-- BEGIN --

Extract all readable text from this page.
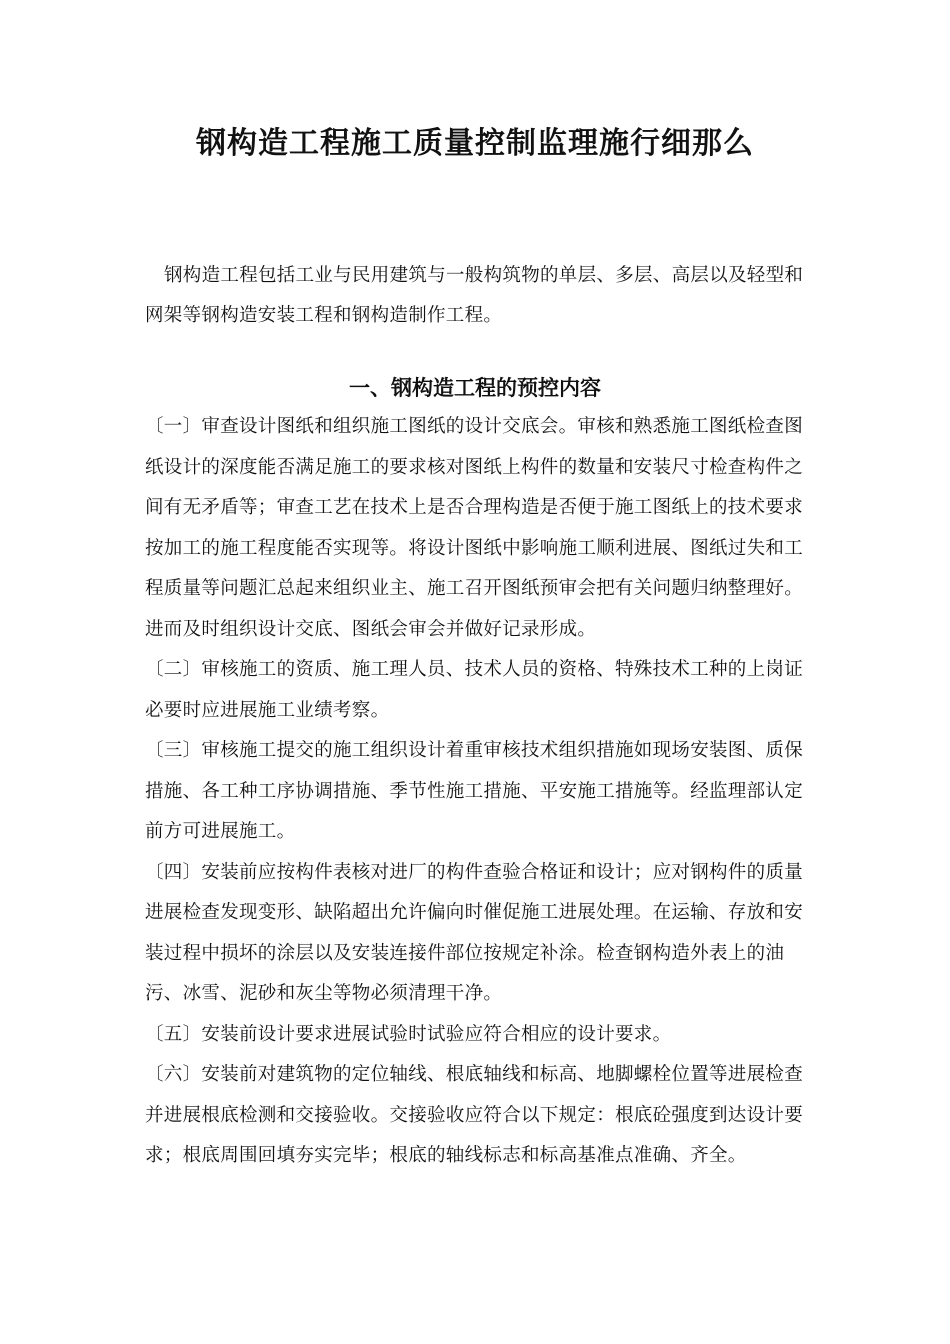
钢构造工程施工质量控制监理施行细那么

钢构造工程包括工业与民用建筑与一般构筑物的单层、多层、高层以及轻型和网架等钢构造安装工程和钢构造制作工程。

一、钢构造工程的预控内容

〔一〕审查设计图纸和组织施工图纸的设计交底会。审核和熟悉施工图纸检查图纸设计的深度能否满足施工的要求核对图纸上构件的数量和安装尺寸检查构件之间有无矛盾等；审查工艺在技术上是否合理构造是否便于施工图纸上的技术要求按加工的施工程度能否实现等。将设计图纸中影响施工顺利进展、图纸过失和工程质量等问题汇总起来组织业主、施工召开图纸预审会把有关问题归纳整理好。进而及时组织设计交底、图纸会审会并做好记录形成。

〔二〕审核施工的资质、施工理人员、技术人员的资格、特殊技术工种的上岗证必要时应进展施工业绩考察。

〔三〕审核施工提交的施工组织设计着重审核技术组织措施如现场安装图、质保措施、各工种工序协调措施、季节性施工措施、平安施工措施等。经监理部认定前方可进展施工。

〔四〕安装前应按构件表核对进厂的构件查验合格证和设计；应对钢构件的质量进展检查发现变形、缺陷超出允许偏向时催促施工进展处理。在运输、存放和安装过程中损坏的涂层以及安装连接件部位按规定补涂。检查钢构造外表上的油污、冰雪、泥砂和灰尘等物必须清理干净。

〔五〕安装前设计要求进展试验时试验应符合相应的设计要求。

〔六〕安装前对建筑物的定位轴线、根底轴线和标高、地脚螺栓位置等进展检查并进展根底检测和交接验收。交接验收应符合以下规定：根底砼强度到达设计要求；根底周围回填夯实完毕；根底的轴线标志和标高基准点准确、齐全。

-- END --

■ **Task objective**
Transcribe all of the material exactly, leaving out whatever pictures it contains.

■ **Exercise solution**
Extract all readable text from this page.
钢构造工程施工质量控制监理施行细那么

钢构造工程包括工业与民用建筑与一般构筑物的单层、多层、高层以及轻型和网架等钢构造安装工程和钢构造制作工程。

一、钢构造工程的预控内容

〔一〕审查设计图纸和组织施工图纸的设计交底会。审核和熟悉施工图纸检查图纸设计的深度能否满足施工的要求核对图纸上构件的数量和安装尺寸检查构件之间有无矛盾等；审查工艺在技术上是否合理构造是否便于施工图纸上的技术要求按加工的施工程度能否实现等。将设计图纸中影响施工顺利进展、图纸过失和工程质量等问题汇总起来组织业主、施工召开图纸预审会把有关问题归纳整理好。进而及时组织设计交底、图纸会审会并做好记录形成。

〔二〕审核施工的资质、施工理人员、技术人员的资格、特殊技术工种的上岗证必要时应进展施工业绩考察。

〔三〕审核施工提交的施工组织设计着重审核技术组织措施如现场安装图、质保措施、各工种工序协调措施、季节性施工措施、平安施工措施等。经监理部认定前方可进展施工。

〔四〕安装前应按构件表核对进厂的构件查验合格证和设计；应对钢构件的质量进展检查发现变形、缺陷超出允许偏向时催促施工进展处理。在运输、存放和安装过程中损坏的涂层以及安装连接件部位按规定补涂。检查钢构造外表上的油污、冰雪、泥砂和灰尘等物必须清理干净。

〔五〕安装前设计要求进展试验时试验应符合相应的设计要求。

〔六〕安装前对建筑物的定位轴线、根底轴线和标高、地脚螺栓位置等进展检查并进展根底检测和交接验收。交接验收应符合以下规定：根底砼强度到达设计要求；根底周围回填夯实完毕；根底的轴线标志和标高基准点准确、齐全。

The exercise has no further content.